**Request**
Write out the data below in full, unchanged, minus the images.

**Material for this task**
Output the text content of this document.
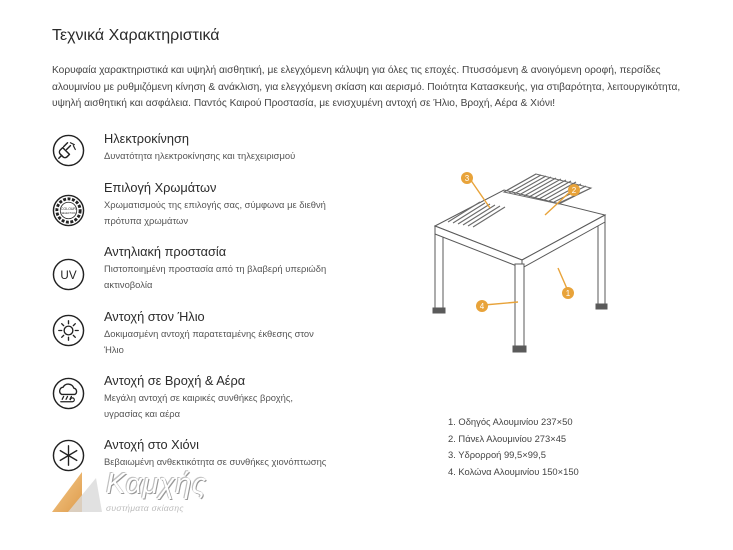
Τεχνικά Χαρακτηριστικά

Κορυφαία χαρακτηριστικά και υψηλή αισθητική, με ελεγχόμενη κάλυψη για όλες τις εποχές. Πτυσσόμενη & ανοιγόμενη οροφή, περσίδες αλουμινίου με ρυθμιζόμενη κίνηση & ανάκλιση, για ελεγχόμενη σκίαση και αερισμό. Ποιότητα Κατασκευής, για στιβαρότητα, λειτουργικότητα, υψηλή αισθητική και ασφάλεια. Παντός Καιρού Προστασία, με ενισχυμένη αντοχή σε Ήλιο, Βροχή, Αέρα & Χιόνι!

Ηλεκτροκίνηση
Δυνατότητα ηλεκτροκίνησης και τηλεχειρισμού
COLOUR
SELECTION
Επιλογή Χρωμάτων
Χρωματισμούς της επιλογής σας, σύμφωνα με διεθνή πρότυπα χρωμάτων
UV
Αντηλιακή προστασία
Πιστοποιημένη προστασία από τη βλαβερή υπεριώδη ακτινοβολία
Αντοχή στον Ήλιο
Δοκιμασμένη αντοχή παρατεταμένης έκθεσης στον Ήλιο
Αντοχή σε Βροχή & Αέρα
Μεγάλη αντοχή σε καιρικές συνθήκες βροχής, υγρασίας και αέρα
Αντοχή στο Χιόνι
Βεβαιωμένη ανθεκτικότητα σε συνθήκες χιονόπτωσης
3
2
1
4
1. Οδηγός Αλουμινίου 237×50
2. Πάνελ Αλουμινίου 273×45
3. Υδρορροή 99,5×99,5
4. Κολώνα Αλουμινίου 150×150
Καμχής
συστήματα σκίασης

**Full output**
Output the text content of this document.
Τεχνικά Χαρακτηριστικά

Κορυφαία χαρακτηριστικά και υψηλή αισθητική, με ελεγχόμενη κάλυψη για όλες τις εποχές. Πτυσσόμενη & ανοιγόμενη οροφή, περσίδες αλουμινίου με ρυθμιζόμενη κίνηση & ανάκλιση, για ελεγχόμενη σκίαση και αερισμό. Ποιότητα Κατασκευής, για στιβαρότητα, λειτουργικότητα, υψηλή αισθητική και ασφάλεια. Παντός Καιρού Προστασία, με ενισχυμένη αντοχή σε Ήλιο, Βροχή, Αέρα & Χιόνι!

Ηλεκτροκίνηση
Δυνατότητα ηλεκτροκίνησης και τηλεχειρισμού
COLOUR
SELECTION
Επιλογή Χρωμάτων
Χρωματισμούς της επιλογής σας, σύμφωνα με διεθνή πρότυπα χρωμάτων
UV
Αντηλιακή προστασία
Πιστοποιημένη προστασία από τη βλαβερή υπεριώδη ακτινοβολία
Αντοχή στον Ήλιο
Δοκιμασμένη αντοχή παρατεταμένης έκθεσης στον Ήλιο
Αντοχή σε Βροχή & Αέρα
Μεγάλη αντοχή σε καιρικές συνθήκες βροχής, υγρασίας και αέρα
Αντοχή στο Χιόνι
Βεβαιωμένη ανθεκτικότητα σε συνθήκες χιονόπτωσης
3
2
1
4
1. Οδηγός Αλουμινίου 237×50
2. Πάνελ Αλουμινίου 273×45
3. Υδρορροή 99,5×99,5
4. Κολώνα Αλουμινίου 150×150
Καμχής
συστήματα σκίασης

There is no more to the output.